▶ Task to complete
Can you write out the whole listing exactly?

Data excerpts:
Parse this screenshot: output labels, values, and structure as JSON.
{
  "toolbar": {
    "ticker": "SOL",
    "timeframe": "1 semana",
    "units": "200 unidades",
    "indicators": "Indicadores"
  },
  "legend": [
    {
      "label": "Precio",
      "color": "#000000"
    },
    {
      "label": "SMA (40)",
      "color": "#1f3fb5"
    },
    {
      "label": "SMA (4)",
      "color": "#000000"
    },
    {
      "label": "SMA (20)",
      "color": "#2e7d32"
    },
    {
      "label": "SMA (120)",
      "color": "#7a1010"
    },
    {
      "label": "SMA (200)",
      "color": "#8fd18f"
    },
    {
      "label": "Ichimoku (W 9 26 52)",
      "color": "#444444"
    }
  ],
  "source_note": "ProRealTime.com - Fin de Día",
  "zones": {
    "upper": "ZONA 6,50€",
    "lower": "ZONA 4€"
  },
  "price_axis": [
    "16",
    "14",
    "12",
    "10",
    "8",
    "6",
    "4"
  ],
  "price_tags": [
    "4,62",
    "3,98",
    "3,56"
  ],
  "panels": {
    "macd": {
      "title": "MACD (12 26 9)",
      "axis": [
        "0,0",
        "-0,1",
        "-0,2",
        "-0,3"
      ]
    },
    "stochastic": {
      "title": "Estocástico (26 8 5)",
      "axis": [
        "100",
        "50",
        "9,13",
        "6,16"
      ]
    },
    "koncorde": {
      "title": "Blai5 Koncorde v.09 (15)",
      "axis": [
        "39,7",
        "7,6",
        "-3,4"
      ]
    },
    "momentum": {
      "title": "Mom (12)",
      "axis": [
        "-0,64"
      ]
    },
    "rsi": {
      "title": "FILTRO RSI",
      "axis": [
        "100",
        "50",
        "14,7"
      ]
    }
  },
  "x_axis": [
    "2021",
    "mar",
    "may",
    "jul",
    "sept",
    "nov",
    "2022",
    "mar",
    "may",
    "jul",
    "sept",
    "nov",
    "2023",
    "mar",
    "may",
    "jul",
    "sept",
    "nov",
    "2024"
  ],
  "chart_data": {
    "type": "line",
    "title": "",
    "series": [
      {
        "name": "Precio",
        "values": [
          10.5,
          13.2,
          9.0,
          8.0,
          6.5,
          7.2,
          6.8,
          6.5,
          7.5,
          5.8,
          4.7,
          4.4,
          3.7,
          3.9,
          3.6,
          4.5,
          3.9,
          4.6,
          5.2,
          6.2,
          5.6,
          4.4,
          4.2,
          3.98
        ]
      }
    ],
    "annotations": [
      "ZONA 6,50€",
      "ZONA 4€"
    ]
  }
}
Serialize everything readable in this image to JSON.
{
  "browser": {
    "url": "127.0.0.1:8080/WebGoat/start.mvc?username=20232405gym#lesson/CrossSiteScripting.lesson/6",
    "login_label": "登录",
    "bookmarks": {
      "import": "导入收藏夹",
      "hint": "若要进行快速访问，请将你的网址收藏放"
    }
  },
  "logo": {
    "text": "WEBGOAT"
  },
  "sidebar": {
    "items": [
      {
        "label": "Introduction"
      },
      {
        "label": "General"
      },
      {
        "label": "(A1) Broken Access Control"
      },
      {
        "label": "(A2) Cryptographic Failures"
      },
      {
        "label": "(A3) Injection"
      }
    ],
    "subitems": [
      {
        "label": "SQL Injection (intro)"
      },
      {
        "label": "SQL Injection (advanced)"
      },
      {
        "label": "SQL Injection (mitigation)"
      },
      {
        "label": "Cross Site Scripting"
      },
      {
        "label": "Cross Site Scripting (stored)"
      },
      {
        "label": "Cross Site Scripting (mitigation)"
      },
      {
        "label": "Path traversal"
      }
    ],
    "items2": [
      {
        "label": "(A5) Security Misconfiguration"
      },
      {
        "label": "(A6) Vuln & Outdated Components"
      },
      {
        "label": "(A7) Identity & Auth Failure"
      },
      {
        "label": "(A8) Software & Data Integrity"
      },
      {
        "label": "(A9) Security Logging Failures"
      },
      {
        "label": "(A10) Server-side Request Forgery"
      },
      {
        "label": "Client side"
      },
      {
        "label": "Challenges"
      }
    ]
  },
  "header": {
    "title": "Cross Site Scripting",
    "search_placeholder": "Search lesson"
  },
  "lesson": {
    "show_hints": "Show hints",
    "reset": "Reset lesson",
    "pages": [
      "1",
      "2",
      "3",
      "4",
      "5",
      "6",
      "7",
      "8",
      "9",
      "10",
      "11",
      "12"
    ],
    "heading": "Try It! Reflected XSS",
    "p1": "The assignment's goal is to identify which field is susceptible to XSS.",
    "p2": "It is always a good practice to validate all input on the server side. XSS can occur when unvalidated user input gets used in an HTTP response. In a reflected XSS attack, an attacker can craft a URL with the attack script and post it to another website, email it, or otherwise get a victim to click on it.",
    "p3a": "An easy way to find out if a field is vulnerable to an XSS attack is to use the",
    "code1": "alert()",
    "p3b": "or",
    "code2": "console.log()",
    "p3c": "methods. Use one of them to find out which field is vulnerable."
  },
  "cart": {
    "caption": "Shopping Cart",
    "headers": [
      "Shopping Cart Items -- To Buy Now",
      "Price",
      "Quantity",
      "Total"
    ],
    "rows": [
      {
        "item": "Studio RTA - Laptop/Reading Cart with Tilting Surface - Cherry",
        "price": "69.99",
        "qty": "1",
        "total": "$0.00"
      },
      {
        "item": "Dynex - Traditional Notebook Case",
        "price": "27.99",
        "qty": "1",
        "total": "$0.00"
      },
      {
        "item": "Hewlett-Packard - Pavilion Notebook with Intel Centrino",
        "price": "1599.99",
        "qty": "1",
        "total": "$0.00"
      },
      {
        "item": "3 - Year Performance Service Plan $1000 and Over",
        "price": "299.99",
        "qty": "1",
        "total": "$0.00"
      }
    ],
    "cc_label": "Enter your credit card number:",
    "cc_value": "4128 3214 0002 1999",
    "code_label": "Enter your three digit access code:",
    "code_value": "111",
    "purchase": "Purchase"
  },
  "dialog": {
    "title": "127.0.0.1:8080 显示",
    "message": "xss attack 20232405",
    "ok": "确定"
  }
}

▶ Written response
Parse this screenshot: output labels, values, and structure as JSON.
{
  "toolbar": {
    "ticker": "SOL",
    "timeframe": "1 semana",
    "units": "200 unidades",
    "indicators": "Indicadores"
  },
  "legend": [
    {
      "label": "Precio",
      "color": "#000000"
    },
    {
      "label": "SMA (40)",
      "color": "#1f3fb5"
    },
    {
      "label": "SMA (4)",
      "color": "#000000"
    },
    {
      "label": "SMA (20)",
      "color": "#2e7d32"
    },
    {
      "label": "SMA (120)",
      "color": "#7a1010"
    },
    {
      "label": "SMA (200)",
      "color": "#8fd18f"
    },
    {
      "label": "Ichimoku (W 9 26 52)",
      "color": "#444444"
    }
  ],
  "source_note": "ProRealTime.com - Fin de Día",
  "zones": {
    "upper": "ZONA 6,50€",
    "lower": "ZONA 4€"
  },
  "price_axis": [
    "16",
    "14",
    "12",
    "10",
    "8",
    "6",
    "4"
  ],
  "price_tags": [
    "4,62",
    "3,98",
    "3,56"
  ],
  "panels": {
    "macd": {
      "title": "MACD (12 26 9)",
      "axis": [
        "0,0",
        "-0,1",
        "-0,2",
        "-0,3"
      ]
    },
    "stochastic": {
      "title": "Estocástico (26 8 5)",
      "axis": [
        "100",
        "50",
        "9,13",
        "6,16"
      ]
    },
    "koncorde": {
      "title": "Blai5 Koncorde v.09 (15)",
      "axis": [
        "39,7",
        "7,6",
        "-3,4"
      ]
    },
    "momentum": {
      "title": "Mom (12)",
      "axis": [
        "-0,64"
      ]
    },
    "rsi": {
      "title": "FILTRO RSI",
      "axis": [
        "100",
        "50",
        "14,7"
      ]
    }
  },
  "x_axis": [
    "2021",
    "mar",
    "may",
    "jul",
    "sept",
    "nov",
    "2022",
    "mar",
    "may",
    "jul",
    "sept",
    "nov",
    "2023",
    "mar",
    "may",
    "jul",
    "sept",
    "nov",
    "2024"
  ],
  "chart_data": {
    "type": "line",
    "title": "",
    "series": [
      {
        "name": "Precio",
        "values": [
          10.5,
          13.2,
          9.0,
          8.0,
          6.5,
          7.2,
          6.8,
          6.5,
          7.5,
          5.8,
          4.7,
          4.4,
          3.7,
          3.9,
          3.6,
          4.5,
          3.9,
          4.6,
          5.2,
          6.2,
          5.6,
          4.4,
          4.2,
          3.98
        ]
      }
    ],
    "annotations": [
      "ZONA 6,50€",
      "ZONA 4€"
    ]
  }
}
Serialize everything readable in this image to JSON.
{
  "browser": {
    "url": "127.0.0.1:8080/WebGoat/start.mvc?username=20232405gym#lesson/CrossSiteScripting.lesson/6",
    "login_label": "登录",
    "bookmarks": {
      "import": "导入收藏夹",
      "hint": "若要进行快速访问，请将你的网址收藏放"
    }
  },
  "logo": {
    "text": "WEBGOAT"
  },
  "sidebar": {
    "items": [
      {
        "label": "Introduction"
      },
      {
        "label": "General"
      },
      {
        "label": "(A1) Broken Access Control"
      },
      {
        "label": "(A2) Cryptographic Failures"
      },
      {
        "label": "(A3) Injection"
      }
    ],
    "subitems": [
      {
        "label": "SQL Injection (intro)"
      },
      {
        "label": "SQL Injection (advanced)"
      },
      {
        "label": "SQL Injection (mitigation)"
      },
      {
        "label": "Cross Site Scripting"
      },
      {
        "label": "Cross Site Scripting (stored)"
      },
      {
        "label": "Cross Site Scripting (mitigation)"
      },
      {
        "label": "Path traversal"
      }
    ],
    "items2": [
      {
        "label": "(A5) Security Misconfiguration"
      },
      {
        "label": "(A6) Vuln & Outdated Components"
      },
      {
        "label": "(A7) Identity & Auth Failure"
      },
      {
        "label": "(A8) Software & Data Integrity"
      },
      {
        "label": "(A9) Security Logging Failures"
      },
      {
        "label": "(A10) Server-side Request Forgery"
      },
      {
        "label": "Client side"
      },
      {
        "label": "Challenges"
      }
    ]
  },
  "header": {
    "title": "Cross Site Scripting",
    "search_placeholder": "Search lesson"
  },
  "lesson": {
    "show_hints": "Show hints",
    "reset": "Reset lesson",
    "pages": [
      "1",
      "2",
      "3",
      "4",
      "5",
      "6",
      "7",
      "8",
      "9",
      "10",
      "11",
      "12"
    ],
    "heading": "Try It! Reflected XSS",
    "p1": "The assignment's goal is to identify which field is susceptible to XSS.",
    "p2": "It is always a good practice to validate all input on the server side. XSS can occur when unvalidated user input gets used in an HTTP response. In a reflected XSS attack, an attacker can craft a URL with the attack script and post it to another website, email it, or otherwise get a victim to click on it.",
    "p3a": "An easy way to find out if a field is vulnerable to an XSS attack is to use the",
    "code1": "alert()",
    "p3b": "or",
    "code2": "console.log()",
    "p3c": "methods. Use one of them to find out which field is vulnerable."
  },
  "cart": {
    "caption": "Shopping Cart",
    "headers": [
      "Shopping Cart Items -- To Buy Now",
      "Price",
      "Quantity",
      "Total"
    ],
    "rows": [
      {
        "item": "Studio RTA - Laptop/Reading Cart with Tilting Surface - Cherry",
        "price": "69.99",
        "qty": "1",
        "total": "$0.00"
      },
      {
        "item": "Dynex - Traditional Notebook Case",
        "price": "27.99",
        "qty": "1",
        "total": "$0.00"
      },
      {
        "item": "Hewlett-Packard - Pavilion Notebook with Intel Centrino",
        "price": "1599.99",
        "qty": "1",
        "total": "$0.00"
      },
      {
        "item": "3 - Year Performance Service Plan $1000 and Over",
        "price": "299.99",
        "qty": "1",
        "total": "$0.00"
      }
    ],
    "cc_label": "Enter your credit card number:",
    "cc_value": "4128 3214 0002 1999",
    "code_label": "Enter your three digit access code:",
    "code_value": "111",
    "purchase": "Purchase"
  },
  "dialog": {
    "title": "127.0.0.1:8080 显示",
    "message": "xss attack 20232405",
    "ok": "确定"
  }
}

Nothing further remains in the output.